(SET EXERCISE)
Print out the entries below with no edits.

═════ EXCERPTED RECORDS

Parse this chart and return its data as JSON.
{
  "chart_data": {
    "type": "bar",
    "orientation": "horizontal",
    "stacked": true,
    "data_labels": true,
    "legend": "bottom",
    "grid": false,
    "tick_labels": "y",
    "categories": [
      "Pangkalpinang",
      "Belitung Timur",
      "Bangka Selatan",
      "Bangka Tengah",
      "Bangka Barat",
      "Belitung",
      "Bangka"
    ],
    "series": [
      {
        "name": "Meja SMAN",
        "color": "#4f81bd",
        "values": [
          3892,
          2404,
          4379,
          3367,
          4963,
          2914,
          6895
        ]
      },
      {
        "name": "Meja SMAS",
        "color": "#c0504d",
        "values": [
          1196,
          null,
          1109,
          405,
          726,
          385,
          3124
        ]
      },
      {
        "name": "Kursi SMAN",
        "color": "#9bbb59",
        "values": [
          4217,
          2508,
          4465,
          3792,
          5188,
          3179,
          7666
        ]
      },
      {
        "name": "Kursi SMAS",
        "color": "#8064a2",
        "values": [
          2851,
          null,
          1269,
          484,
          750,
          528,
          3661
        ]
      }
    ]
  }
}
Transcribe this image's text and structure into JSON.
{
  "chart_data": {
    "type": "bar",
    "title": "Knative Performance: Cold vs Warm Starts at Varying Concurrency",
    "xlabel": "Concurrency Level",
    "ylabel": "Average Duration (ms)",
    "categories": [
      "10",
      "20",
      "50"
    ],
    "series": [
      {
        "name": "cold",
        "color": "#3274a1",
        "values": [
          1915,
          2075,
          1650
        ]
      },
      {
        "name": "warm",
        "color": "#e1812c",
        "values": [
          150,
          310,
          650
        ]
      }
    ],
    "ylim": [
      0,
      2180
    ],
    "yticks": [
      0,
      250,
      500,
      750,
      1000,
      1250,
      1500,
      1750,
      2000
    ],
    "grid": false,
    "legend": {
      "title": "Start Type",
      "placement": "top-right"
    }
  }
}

══════════

(SOLUTION TO THIS EXERCISE)
Parse this chart and return its data as JSON.
{
  "chart_data": {
    "type": "bar",
    "orientation": "horizontal",
    "stacked": true,
    "data_labels": true,
    "legend": "bottom",
    "grid": false,
    "tick_labels": "y",
    "categories": [
      "Pangkalpinang",
      "Belitung Timur",
      "Bangka Selatan",
      "Bangka Tengah",
      "Bangka Barat",
      "Belitung",
      "Bangka"
    ],
    "series": [
      {
        "name": "Meja SMAN",
        "color": "#4f81bd",
        "values": [
          3892,
          2404,
          4379,
          3367,
          4963,
          2914,
          6895
        ]
      },
      {
        "name": "Meja SMAS",
        "color": "#c0504d",
        "values": [
          1196,
          null,
          1109,
          405,
          726,
          385,
          3124
        ]
      },
      {
        "name": "Kursi SMAN",
        "color": "#9bbb59",
        "values": [
          4217,
          2508,
          4465,
          3792,
          5188,
          3179,
          7666
        ]
      },
      {
        "name": "Kursi SMAS",
        "color": "#8064a2",
        "values": [
          2851,
          null,
          1269,
          484,
          750,
          528,
          3661
        ]
      }
    ]
  }
}
Transcribe this image's text and structure into JSON.
{
  "chart_data": {
    "type": "bar",
    "title": "Knative Performance: Cold vs Warm Starts at Varying Concurrency",
    "xlabel": "Concurrency Level",
    "ylabel": "Average Duration (ms)",
    "categories": [
      "10",
      "20",
      "50"
    ],
    "series": [
      {
        "name": "cold",
        "color": "#3274a1",
        "values": [
          1915,
          2075,
          1650
        ]
      },
      {
        "name": "warm",
        "color": "#e1812c",
        "values": [
          150,
          310,
          650
        ]
      }
    ],
    "ylim": [
      0,
      2180
    ],
    "yticks": [
      0,
      250,
      500,
      750,
      1000,
      1250,
      1500,
      1750,
      2000
    ],
    "grid": false,
    "legend": {
      "title": "Start Type",
      "placement": "top-right"
    }
  }
}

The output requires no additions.